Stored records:
*****

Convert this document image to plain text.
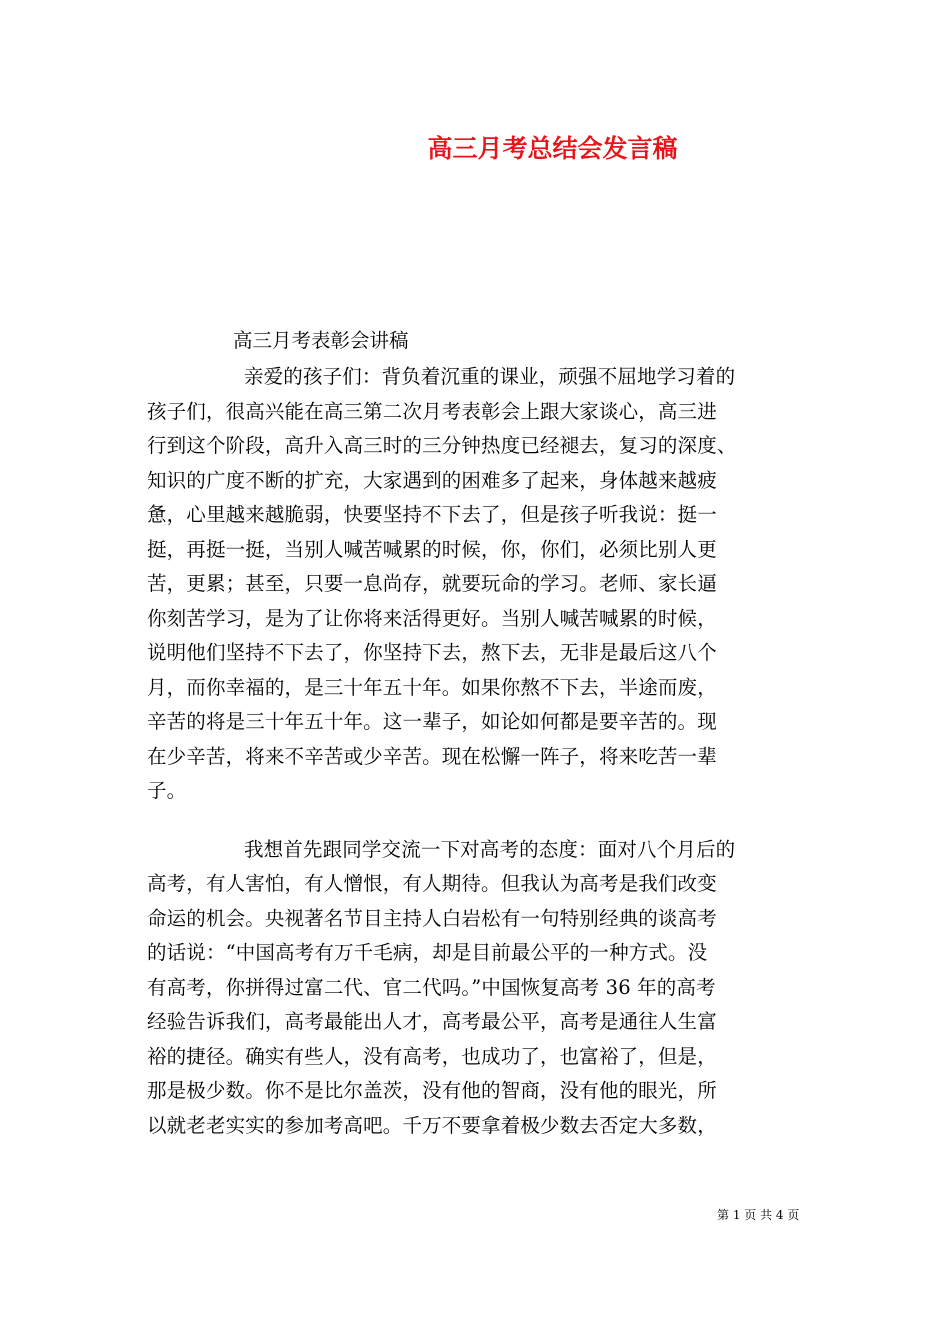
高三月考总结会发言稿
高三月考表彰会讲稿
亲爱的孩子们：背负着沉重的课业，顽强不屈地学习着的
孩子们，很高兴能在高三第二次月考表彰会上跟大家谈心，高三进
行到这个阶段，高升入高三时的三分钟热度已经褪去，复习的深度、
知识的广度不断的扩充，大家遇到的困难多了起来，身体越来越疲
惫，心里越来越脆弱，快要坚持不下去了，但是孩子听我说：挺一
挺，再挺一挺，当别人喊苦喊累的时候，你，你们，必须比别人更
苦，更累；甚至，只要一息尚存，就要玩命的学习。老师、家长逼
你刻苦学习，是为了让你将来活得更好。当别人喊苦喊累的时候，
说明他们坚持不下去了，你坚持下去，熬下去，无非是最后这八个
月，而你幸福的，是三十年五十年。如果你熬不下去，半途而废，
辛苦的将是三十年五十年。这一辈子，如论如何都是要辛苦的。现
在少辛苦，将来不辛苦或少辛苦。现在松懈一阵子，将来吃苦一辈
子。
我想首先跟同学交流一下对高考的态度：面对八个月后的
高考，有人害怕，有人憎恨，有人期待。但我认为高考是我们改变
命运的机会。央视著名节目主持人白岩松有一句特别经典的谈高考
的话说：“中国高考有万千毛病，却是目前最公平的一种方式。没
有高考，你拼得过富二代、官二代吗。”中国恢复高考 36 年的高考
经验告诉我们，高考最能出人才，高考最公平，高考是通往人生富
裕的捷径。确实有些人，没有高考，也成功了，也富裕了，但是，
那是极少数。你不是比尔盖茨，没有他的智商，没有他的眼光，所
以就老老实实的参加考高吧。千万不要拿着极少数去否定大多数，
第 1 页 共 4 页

*****

* _Short problem_
Pull every line containing the word "当别人喊苦喊累的时候" out of the entries above.

* _Output below_
挺，再挺一挺，当别人喊苦喊累的时候，你，你们，必须比别人更
你刻苦学习，是为了让你将来活得更好。当别人喊苦喊累的时候，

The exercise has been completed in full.